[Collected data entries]
────────────────

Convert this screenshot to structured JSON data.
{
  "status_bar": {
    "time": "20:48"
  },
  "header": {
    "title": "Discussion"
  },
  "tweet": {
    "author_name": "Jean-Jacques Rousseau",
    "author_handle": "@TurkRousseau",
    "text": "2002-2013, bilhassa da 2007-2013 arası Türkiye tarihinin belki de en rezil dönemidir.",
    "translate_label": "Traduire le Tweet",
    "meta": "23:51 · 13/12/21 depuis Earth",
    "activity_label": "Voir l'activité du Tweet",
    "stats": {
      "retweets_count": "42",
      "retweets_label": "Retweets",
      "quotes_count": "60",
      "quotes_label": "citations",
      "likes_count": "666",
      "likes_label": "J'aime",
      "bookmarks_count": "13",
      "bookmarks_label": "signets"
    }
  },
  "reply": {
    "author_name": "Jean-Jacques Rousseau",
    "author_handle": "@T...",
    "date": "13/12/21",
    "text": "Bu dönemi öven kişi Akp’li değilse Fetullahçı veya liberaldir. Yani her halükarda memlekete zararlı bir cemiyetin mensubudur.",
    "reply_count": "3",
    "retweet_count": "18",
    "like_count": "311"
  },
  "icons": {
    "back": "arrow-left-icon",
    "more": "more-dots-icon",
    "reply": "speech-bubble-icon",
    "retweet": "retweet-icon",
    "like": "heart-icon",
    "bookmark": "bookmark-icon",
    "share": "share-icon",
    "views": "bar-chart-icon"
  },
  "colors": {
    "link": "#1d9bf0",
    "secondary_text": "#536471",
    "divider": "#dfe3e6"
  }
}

────────────────

• Brief: Output all of the material, please, exactly as it stands.

• Result:
Convert this screenshot to structured JSON data.
{
  "status_bar": {
    "time": "20:48"
  },
  "header": {
    "title": "Discussion"
  },
  "tweet": {
    "author_name": "Jean-Jacques Rousseau",
    "author_handle": "@TurkRousseau",
    "text": "2002-2013, bilhassa da 2007-2013 arası Türkiye tarihinin belki de en rezil dönemidir.",
    "translate_label": "Traduire le Tweet",
    "meta": "23:51 · 13/12/21 depuis Earth",
    "activity_label": "Voir l'activité du Tweet",
    "stats": {
      "retweets_count": "42",
      "retweets_label": "Retweets",
      "quotes_count": "60",
      "quotes_label": "citations",
      "likes_count": "666",
      "likes_label": "J'aime",
      "bookmarks_count": "13",
      "bookmarks_label": "signets"
    }
  },
  "reply": {
    "author_name": "Jean-Jacques Rousseau",
    "author_handle": "@T...",
    "date": "13/12/21",
    "text": "Bu dönemi öven kişi Akp’li değilse Fetullahçı veya liberaldir. Yani her halükarda memlekete zararlı bir cemiyetin mensubudur.",
    "reply_count": "3",
    "retweet_count": "18",
    "like_count": "311"
  },
  "icons": {
    "back": "arrow-left-icon",
    "more": "more-dots-icon",
    "reply": "speech-bubble-icon",
    "retweet": "retweet-icon",
    "like": "heart-icon",
    "bookmark": "bookmark-icon",
    "share": "share-icon",
    "views": "bar-chart-icon"
  },
  "colors": {
    "link": "#1d9bf0",
    "secondary_text": "#536471",
    "divider": "#dfe3e6"
  }
}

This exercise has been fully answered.